Extracted data entries:
* * * * * * * * *

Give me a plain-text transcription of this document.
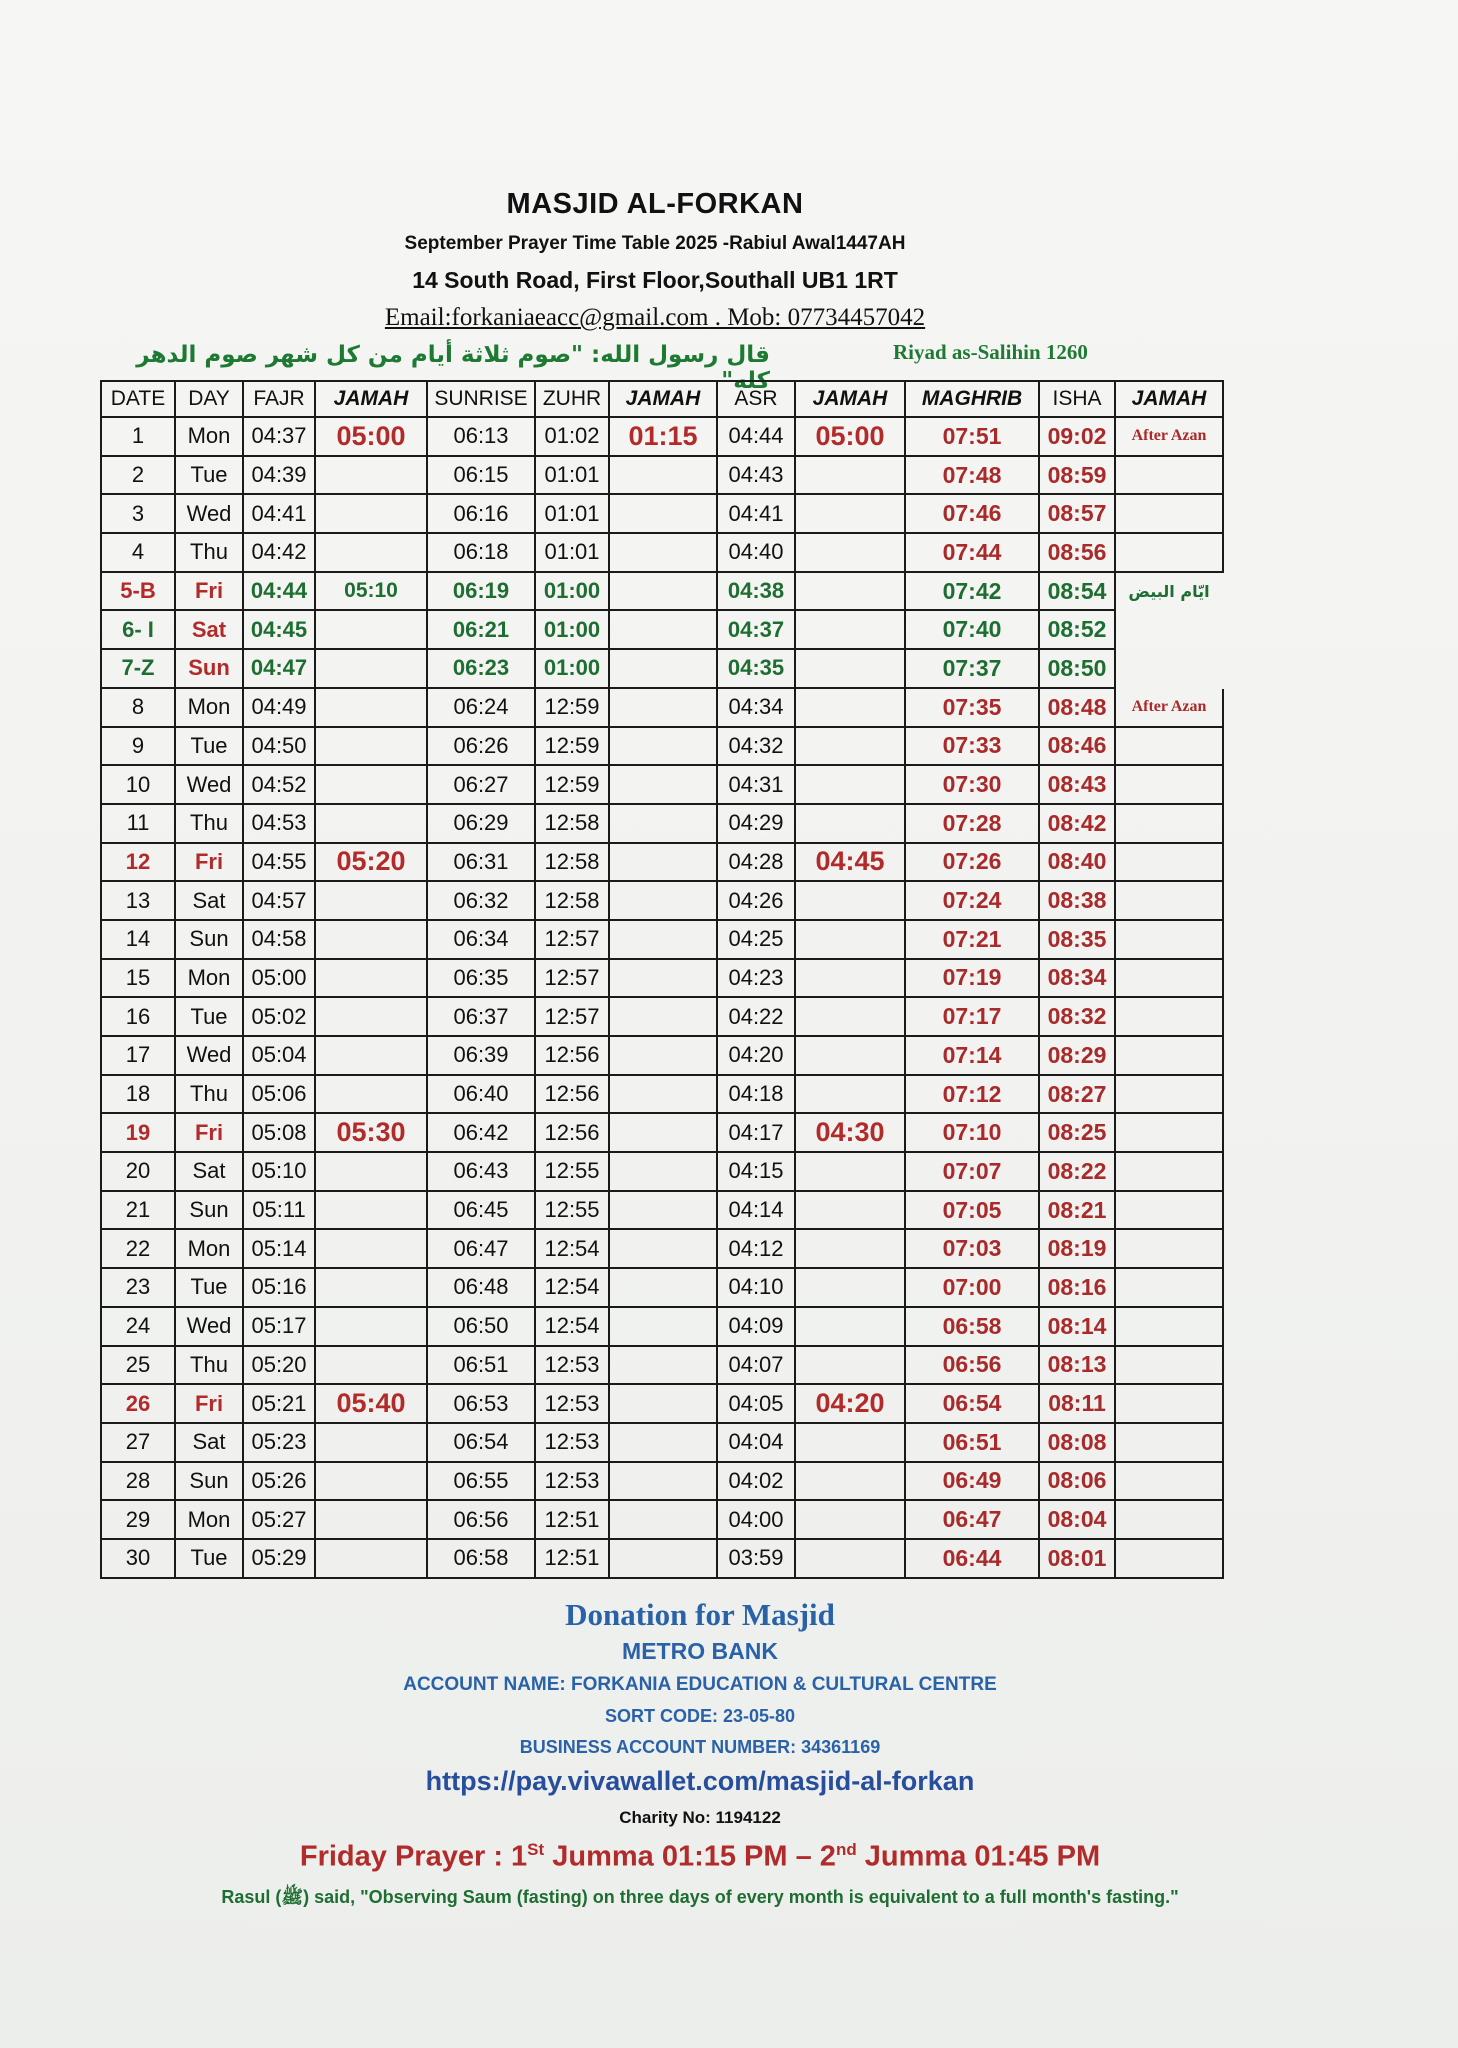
MASJID AL-FORKAN
September Prayer Time Table 2025 -Rabiul Awal1447AH
14 South Road, First Floor,Southall UB1 1RT
Email:forkaniaeacc@gmail.com . Mob: 07734457042
قال رسول الله: "صوم ثلاثة أيام من كل شهر صوم الدهر كله"
Riyad as-Salihin 1260
DATE	DAY	FAJR	JAMAH	SUNRISE	ZUHR	JAMAH	ASR	JAMAH	MAGHRIB	ISHA	JAMAH
1	Mon	04:37	05:00	06:13	01:02	01:15	04:44	05:00	07:51	09:02	After Azan
2	Tue	04:39		06:15	01:01		04:43		07:48	08:59	
3	Wed	04:41		06:16	01:01		04:41		07:46	08:57	
4	Thu	04:42		06:18	01:01		04:40		07:44	08:56	
5-B	Fri	04:44	05:10	06:19	01:00		04:38		07:42	08:54	ايّام البيض
6- I	Sat	04:45		06:21	01:00		04:37		07:40	08:52	
7-Z	Sun	04:47		06:23	01:00		04:35		07:37	08:50	
8	Mon	04:49		06:24	12:59		04:34		07:35	08:48	After Azan
9	Tue	04:50		06:26	12:59		04:32		07:33	08:46	
10	Wed	04:52		06:27	12:59		04:31		07:30	08:43	
11	Thu	04:53		06:29	12:58		04:29		07:28	08:42	
12	Fri	04:55	05:20	06:31	12:58		04:28	04:45	07:26	08:40	
13	Sat	04:57		06:32	12:58		04:26		07:24	08:38	
14	Sun	04:58		06:34	12:57		04:25		07:21	08:35	
15	Mon	05:00		06:35	12:57		04:23		07:19	08:34	
16	Tue	05:02		06:37	12:57		04:22		07:17	08:32	
17	Wed	05:04		06:39	12:56		04:20		07:14	08:29	
18	Thu	05:06		06:40	12:56		04:18		07:12	08:27	
19	Fri	05:08	05:30	06:42	12:56		04:17	04:30	07:10	08:25	
20	Sat	05:10		06:43	12:55		04:15		07:07	08:22	
21	Sun	05:11		06:45	12:55		04:14		07:05	08:21	
22	Mon	05:14		06:47	12:54		04:12		07:03	08:19	
23	Tue	05:16		06:48	12:54		04:10		07:00	08:16	
24	Wed	05:17		06:50	12:54		04:09		06:58	08:14	
25	Thu	05:20		06:51	12:53		04:07		06:56	08:13	
26	Fri	05:21	05:40	06:53	12:53		04:05	04:20	06:54	08:11	
27	Sat	05:23		06:54	12:53		04:04		06:51	08:08	
28	Sun	05:26		06:55	12:53		04:02		06:49	08:06	
29	Mon	05:27		06:56	12:51		04:00		06:47	08:04	
30	Tue	05:29		06:58	12:51		03:59		06:44	08:01	
Donation for Masjid
METRO BANK
ACCOUNT NAME: FORKANIA EDUCATION & CULTURAL CENTRE
SORT CODE: 23-05-80
BUSINESS ACCOUNT NUMBER: 34361169
https://pay.vivawallet.com/masjid-al-forkan
Charity No: 1194122
Friday Prayer : 1St Jumma 01:15 PM – 2nd Jumma 01:45 PM
Rasul (ﷺ) said, "Observing Saum (fasting) on three days of every month is equivalent to a full month's fasting."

* * * * * * * * *

## Problem
Scan the material above. Extract every line in which the word "After" occurs.

## Response
1	Mon	04:37	05:00	06:13	01:02	01:15	04:44	05:00	07:51	09:02	After Azan
8	Mon	04:49		06:24	12:59		04:34		07:35	08:48	After Azan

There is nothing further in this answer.